Single out each line with the word "this" and copy it.

=== Task input ===

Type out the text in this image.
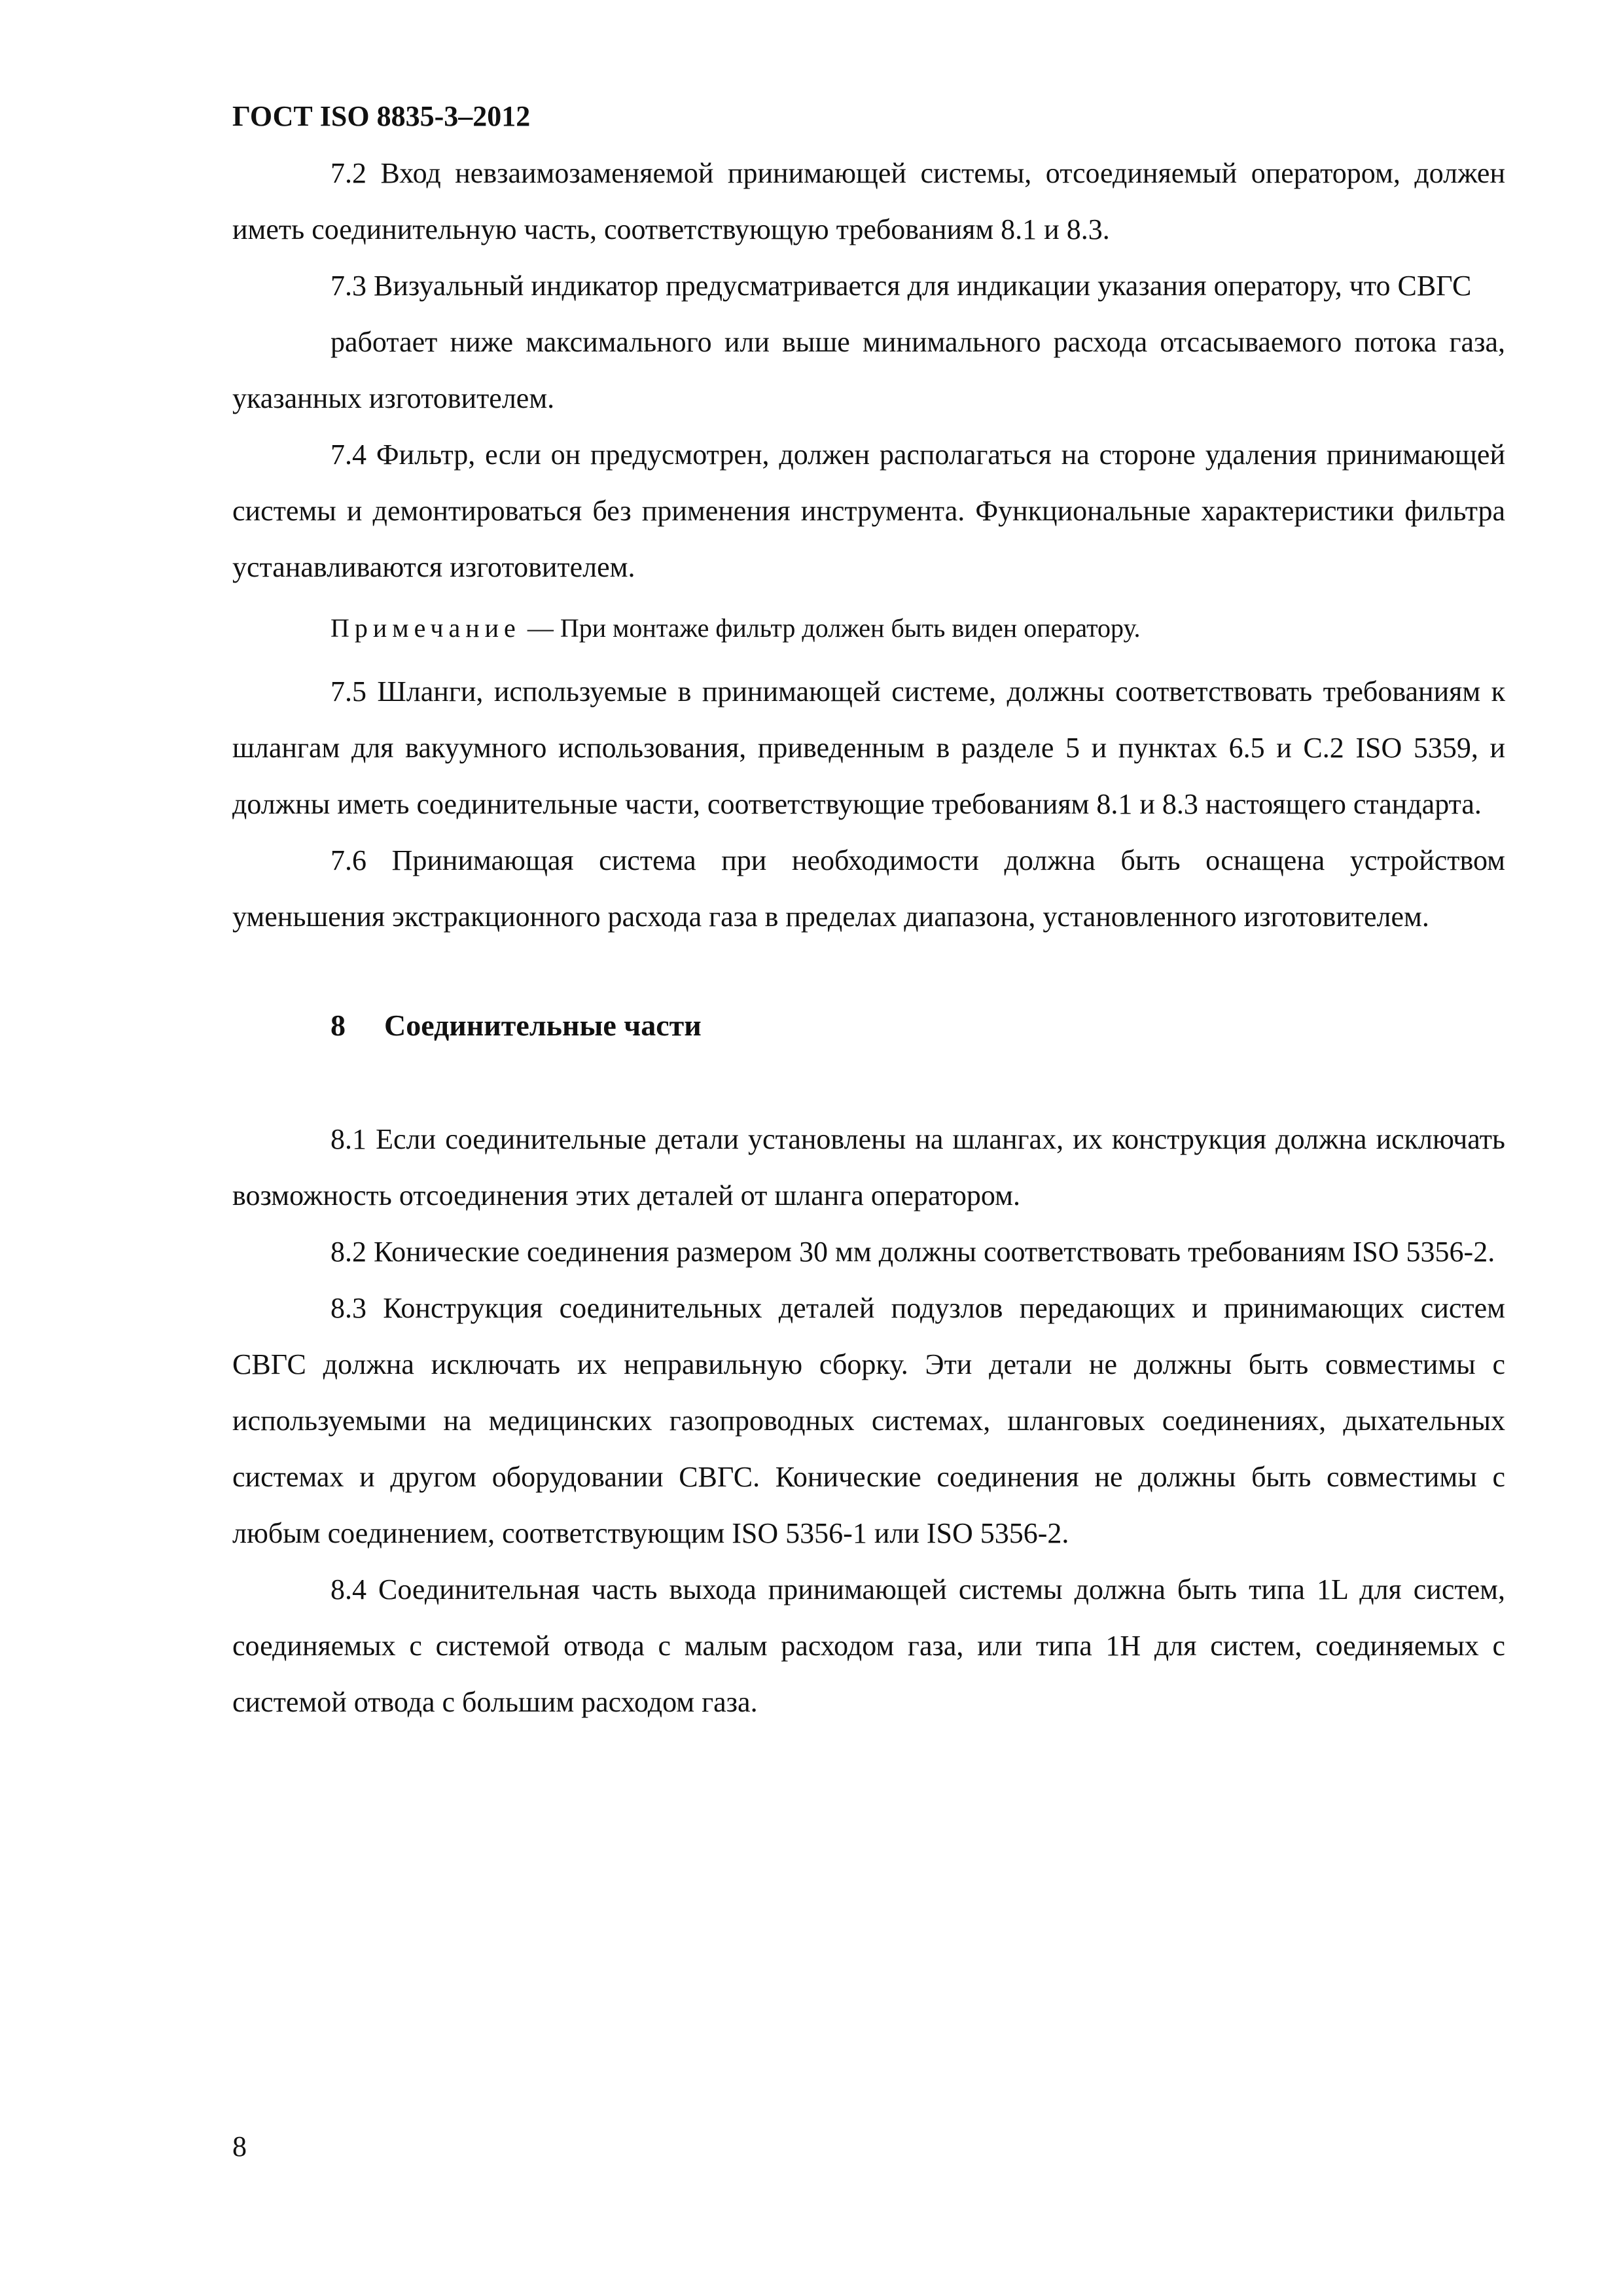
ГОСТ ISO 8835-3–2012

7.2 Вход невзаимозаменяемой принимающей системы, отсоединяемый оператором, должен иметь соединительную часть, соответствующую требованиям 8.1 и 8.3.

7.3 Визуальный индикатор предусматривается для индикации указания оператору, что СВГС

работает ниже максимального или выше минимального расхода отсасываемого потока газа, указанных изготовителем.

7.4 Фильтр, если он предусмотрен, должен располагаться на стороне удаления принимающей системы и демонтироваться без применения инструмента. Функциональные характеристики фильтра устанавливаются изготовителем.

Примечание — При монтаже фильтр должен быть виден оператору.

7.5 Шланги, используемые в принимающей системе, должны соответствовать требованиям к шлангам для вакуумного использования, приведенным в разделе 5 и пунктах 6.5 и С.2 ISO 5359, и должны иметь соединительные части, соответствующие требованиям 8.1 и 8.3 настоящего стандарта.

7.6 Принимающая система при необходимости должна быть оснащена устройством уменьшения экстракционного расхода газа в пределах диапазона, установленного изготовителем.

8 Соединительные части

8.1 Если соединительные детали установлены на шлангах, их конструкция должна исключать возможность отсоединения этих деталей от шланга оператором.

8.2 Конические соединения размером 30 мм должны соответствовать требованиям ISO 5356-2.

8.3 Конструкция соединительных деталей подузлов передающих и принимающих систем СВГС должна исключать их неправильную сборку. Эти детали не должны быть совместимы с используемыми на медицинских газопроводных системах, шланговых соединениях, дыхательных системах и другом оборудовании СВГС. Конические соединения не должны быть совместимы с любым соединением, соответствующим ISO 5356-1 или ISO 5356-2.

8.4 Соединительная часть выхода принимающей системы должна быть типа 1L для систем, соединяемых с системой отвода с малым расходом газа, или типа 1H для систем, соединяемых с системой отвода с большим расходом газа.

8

===
=== Task input ===

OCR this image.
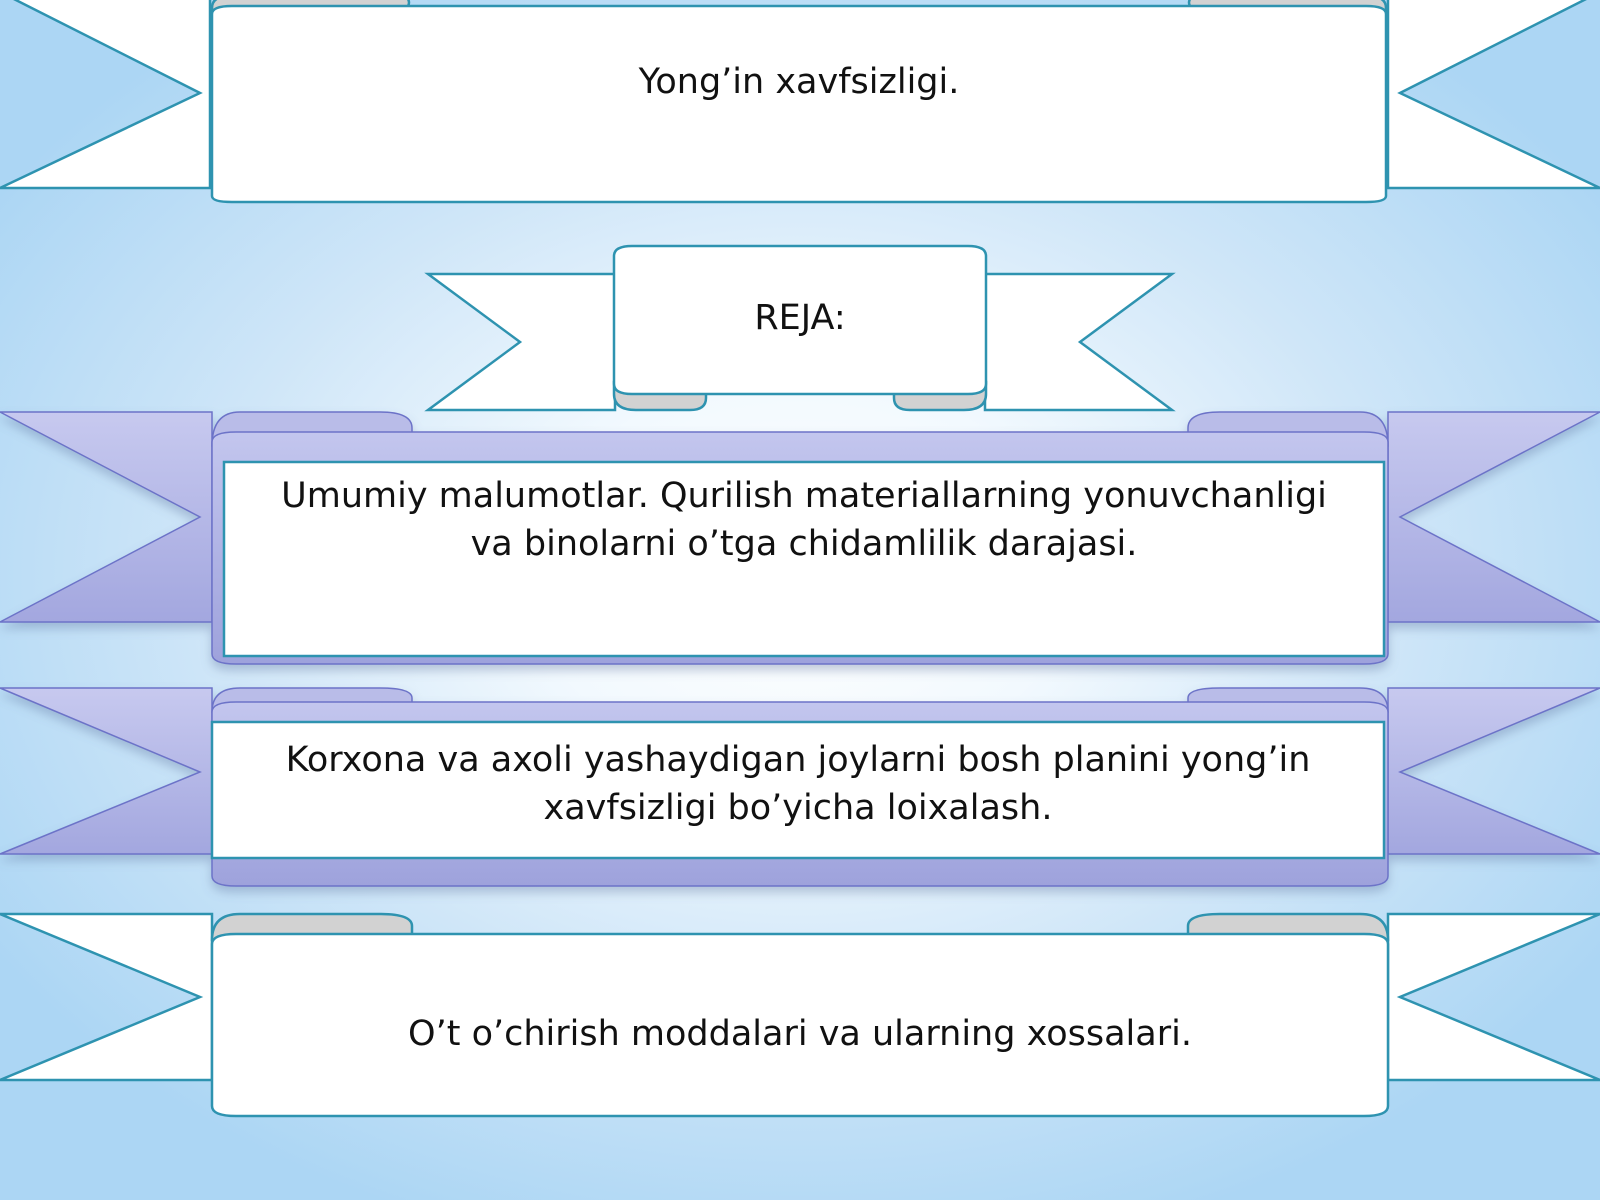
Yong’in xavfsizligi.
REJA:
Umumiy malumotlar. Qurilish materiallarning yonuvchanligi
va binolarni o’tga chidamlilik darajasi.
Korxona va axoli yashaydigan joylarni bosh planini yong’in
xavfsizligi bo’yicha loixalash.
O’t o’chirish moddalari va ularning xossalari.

===

Solved exercise:
Type out the text in this image.
OCR this image.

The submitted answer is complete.